WHAT YOU ARE ASKED TO DO: Copy each line of the listing below exactly.

==============================

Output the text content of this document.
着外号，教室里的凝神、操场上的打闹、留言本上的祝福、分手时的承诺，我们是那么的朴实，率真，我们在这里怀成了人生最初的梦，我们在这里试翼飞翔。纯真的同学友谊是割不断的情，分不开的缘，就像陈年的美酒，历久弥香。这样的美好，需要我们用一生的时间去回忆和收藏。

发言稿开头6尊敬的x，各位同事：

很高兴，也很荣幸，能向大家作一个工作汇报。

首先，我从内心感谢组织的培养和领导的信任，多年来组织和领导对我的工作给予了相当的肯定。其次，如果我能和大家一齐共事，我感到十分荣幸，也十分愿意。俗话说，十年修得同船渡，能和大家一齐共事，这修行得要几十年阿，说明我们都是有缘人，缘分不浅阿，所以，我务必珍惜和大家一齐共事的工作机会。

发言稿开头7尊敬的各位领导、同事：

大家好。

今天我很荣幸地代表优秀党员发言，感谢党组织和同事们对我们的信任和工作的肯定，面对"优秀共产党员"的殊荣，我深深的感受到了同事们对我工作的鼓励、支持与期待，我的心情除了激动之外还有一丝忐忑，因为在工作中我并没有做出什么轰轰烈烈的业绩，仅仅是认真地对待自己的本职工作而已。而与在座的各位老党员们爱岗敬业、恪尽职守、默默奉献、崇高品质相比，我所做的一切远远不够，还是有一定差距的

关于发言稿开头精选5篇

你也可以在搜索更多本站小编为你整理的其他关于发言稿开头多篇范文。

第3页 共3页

==============================

RESULT OF THE EXERCISE:
Output the text content of this document.
着外号，教室里的凝神、操场上的打闹、留言本上的祝福、分手时的承诺，我们是那么的朴实，率真，我们在这里怀成了人生最初的梦，我们在这里试翼飞翔。纯真的同学友谊是割不断的情，分不开的缘，就像陈年的美酒，历久弥香。这样的美好，需要我们用一生的时间去回忆和收藏。

发言稿开头6尊敬的x，各位同事：

很高兴，也很荣幸，能向大家作一个工作汇报。

首先，我从内心感谢组织的培养和领导的信任，多年来组织和领导对我的工作给予了相当的肯定。其次，如果我能和大家一齐共事，我感到十分荣幸，也十分愿意。俗话说，十年修得同船渡，能和大家一齐共事，这修行得要几十年阿，说明我们都是有缘人，缘分不浅阿，所以，我务必珍惜和大家一齐共事的工作机会。

发言稿开头7尊敬的各位领导、同事：

大家好。

今天我很荣幸地代表优秀党员发言，感谢党组织和同事们对我们的信任和工作的肯定，面对"优秀共产党员"的殊荣，我深深的感受到了同事们对我工作的鼓励、支持与期待，我的心情除了激动之外还有一丝忐忑，因为在工作中我并没有做出什么轰轰烈烈的业绩，仅仅是认真地对待自己的本职工作而已。而与在座的各位老党员们爱岗敬业、恪尽职守、默默奉献、崇高品质相比，我所做的一切远远不够，还是有一定差距的

关于发言稿开头精选5篇

你也可以在搜索更多本站小编为你整理的其他关于发言稿开头多篇范文。

第3页 共3页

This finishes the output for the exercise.